Description of the task: Collect every line that includes the string "general".

[Data listing]
● ● ● ● ●

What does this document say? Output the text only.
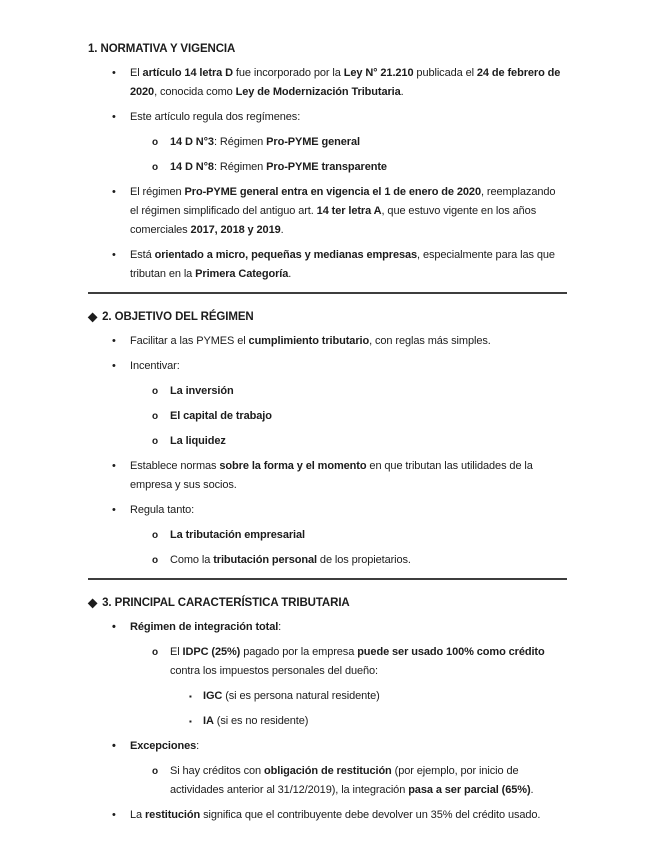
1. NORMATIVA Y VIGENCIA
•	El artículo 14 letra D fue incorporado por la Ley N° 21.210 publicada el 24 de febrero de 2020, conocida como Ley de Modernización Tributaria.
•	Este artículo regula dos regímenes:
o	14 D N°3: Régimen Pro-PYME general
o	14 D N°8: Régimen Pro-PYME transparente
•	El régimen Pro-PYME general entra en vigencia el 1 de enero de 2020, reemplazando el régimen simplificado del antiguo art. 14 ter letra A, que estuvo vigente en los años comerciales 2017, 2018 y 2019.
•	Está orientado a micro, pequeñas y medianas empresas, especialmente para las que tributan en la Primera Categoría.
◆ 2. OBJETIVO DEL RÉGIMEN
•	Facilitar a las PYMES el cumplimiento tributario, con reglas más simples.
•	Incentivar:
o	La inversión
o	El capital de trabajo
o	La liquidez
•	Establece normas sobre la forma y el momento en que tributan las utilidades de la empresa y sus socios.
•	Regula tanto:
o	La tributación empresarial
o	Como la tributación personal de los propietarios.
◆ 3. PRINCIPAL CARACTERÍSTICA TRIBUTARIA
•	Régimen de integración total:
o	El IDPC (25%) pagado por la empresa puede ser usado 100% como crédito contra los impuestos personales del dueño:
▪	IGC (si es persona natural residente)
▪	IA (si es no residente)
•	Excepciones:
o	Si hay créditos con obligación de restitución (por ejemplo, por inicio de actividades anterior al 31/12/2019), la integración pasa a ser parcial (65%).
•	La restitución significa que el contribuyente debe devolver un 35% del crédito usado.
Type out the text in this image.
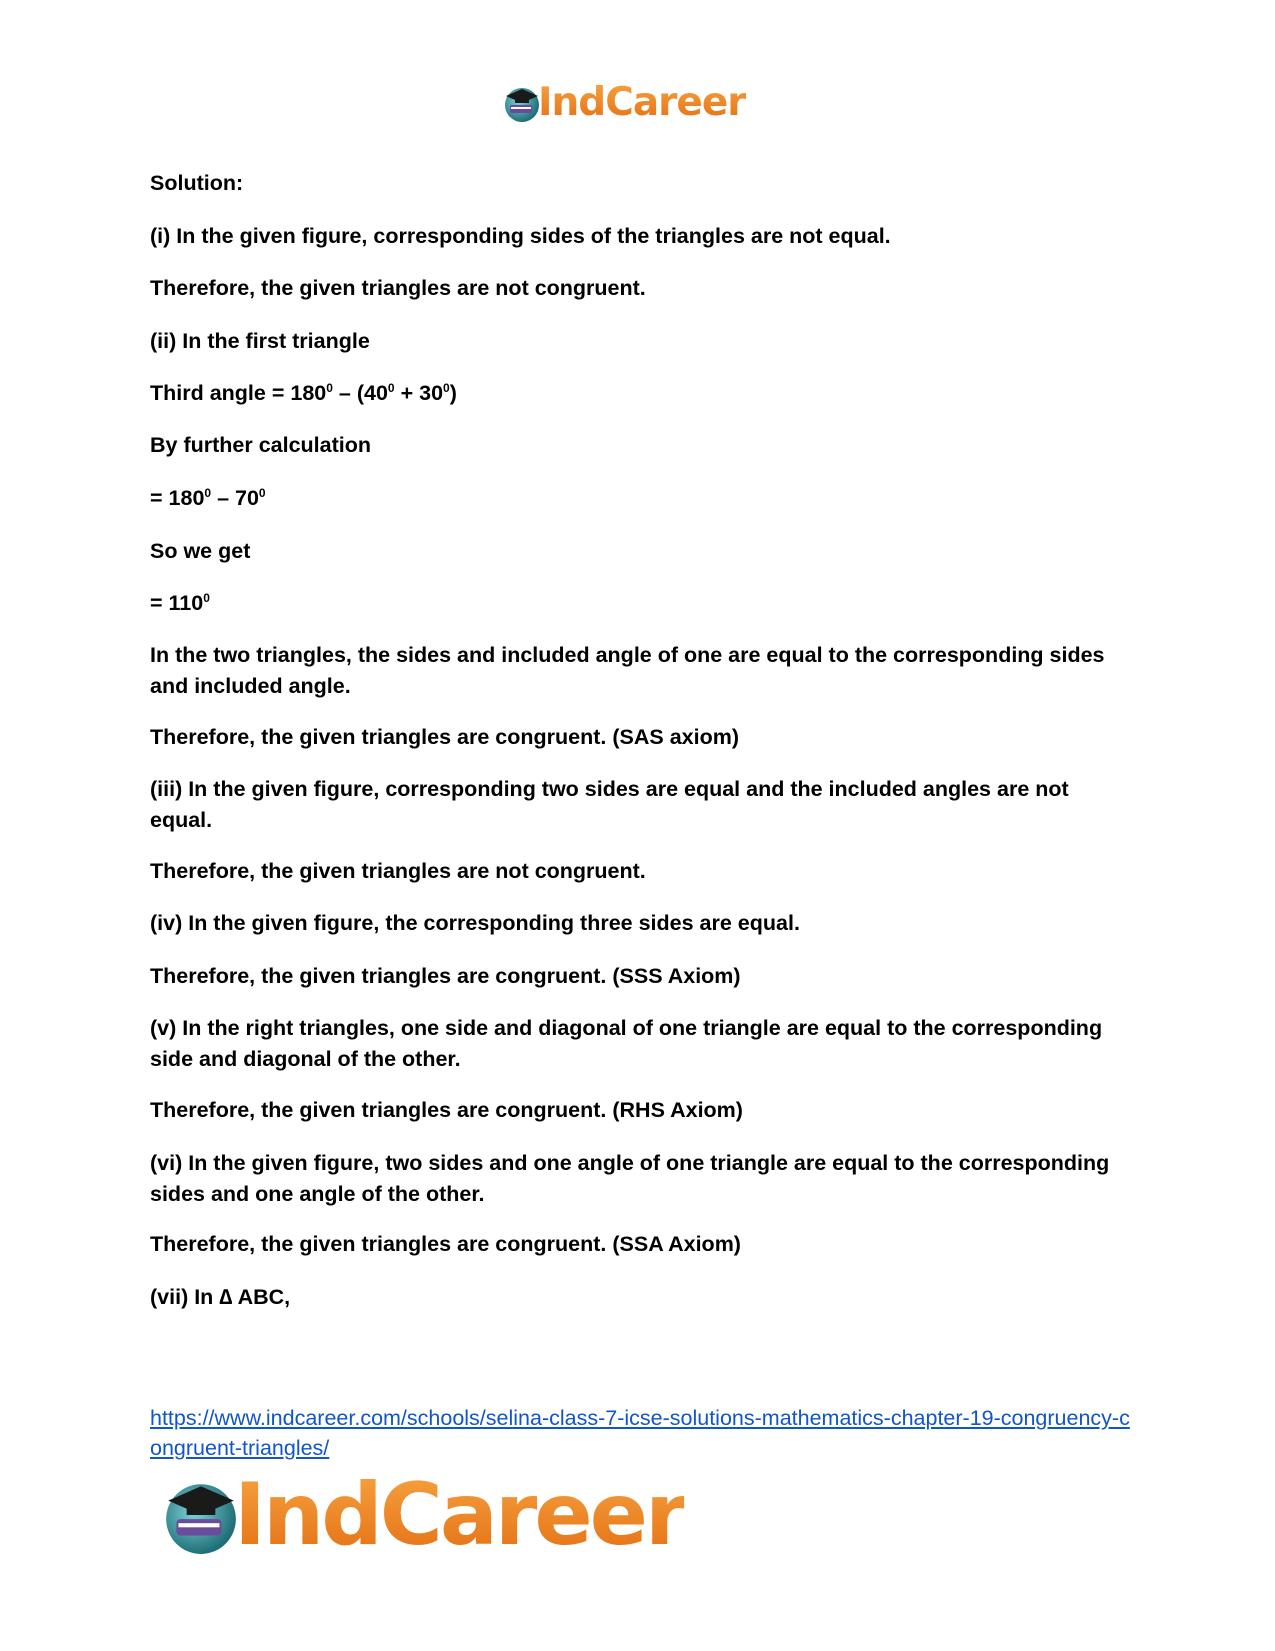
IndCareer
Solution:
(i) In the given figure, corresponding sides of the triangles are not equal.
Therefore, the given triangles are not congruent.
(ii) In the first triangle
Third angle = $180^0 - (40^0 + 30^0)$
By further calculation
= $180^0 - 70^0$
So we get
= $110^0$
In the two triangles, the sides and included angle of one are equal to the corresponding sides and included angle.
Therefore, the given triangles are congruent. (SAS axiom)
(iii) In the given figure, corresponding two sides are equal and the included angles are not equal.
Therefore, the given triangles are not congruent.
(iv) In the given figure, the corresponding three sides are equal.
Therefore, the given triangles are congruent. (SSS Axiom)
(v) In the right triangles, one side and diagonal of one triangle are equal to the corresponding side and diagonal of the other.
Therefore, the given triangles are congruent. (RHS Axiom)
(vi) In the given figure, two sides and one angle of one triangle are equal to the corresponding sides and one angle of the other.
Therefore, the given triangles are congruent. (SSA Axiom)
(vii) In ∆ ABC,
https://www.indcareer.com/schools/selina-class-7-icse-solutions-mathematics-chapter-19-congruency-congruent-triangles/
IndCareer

● ● ● ● ●

Task solution:
o	14 D N°3: Régimen Pro-PYME general
•	El régimen Pro-PYME general entra en vigencia el 1 de enero de 2020, reemplazando el régimen simplificado del antiguo art. 14 ter letra A, que estuvo vigente en los años comerciales 2017, 2018 y 2019.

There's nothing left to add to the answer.